───── Extracted material
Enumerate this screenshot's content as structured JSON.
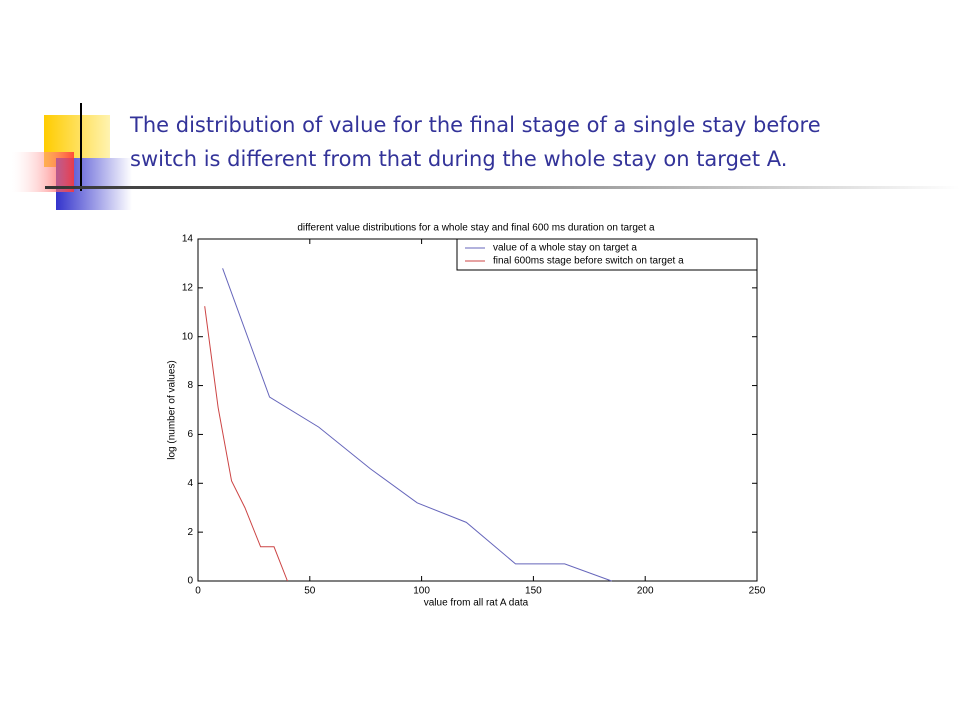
{
  "slide": {
    "title_lines": [
      "The distribution of value for the final stage of a single stay before",
      "switch is different from that during the whole stay on target A."
    ]
  },
  "chart_data": {
    "type": "line",
    "title": "different value distributions for a whole stay and final 600 ms duration on target a",
    "xlabel": "value from all rat A data",
    "ylabel": "log (number of values)",
    "series": [
      {
        "name": "value of a whole stay on target a",
        "color": "#6666bb",
        "x": [
          11,
          32,
          54,
          77,
          98,
          120,
          142,
          164,
          185
        ],
        "values": [
          12.8,
          7.53,
          6.3,
          4.6,
          3.2,
          2.4,
          0.7,
          0.7,
          0
        ]
      },
      {
        "name": "final 600ms stage before switch on target a",
        "color": "#cc4444",
        "x": [
          3,
          9,
          15,
          21,
          28,
          34,
          40
        ],
        "values": [
          11.25,
          7.1,
          4.1,
          3.0,
          1.4,
          1.4,
          0
        ]
      }
    ],
    "xlim": [
      0,
      250
    ],
    "xticks": [
      0,
      50,
      100,
      150,
      200,
      250
    ],
    "ylim": [
      0,
      14
    ],
    "yticks": [
      0,
      2,
      4,
      6,
      8,
      10,
      12,
      14
    ],
    "legend": "top-right"
  }
}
──────────
◆ Do this ◆
Show every line from the entries above in which the word "stay" appears.

◆ Solution to the exercise ◆
      "The distribution of value for the final stage of a single stay before",
      "switch is different from that during the whole stay on target A."
    "title": "different value distributions for a whole stay and final 600 ms duration on target a",
        "name": "value of a whole stay on target a",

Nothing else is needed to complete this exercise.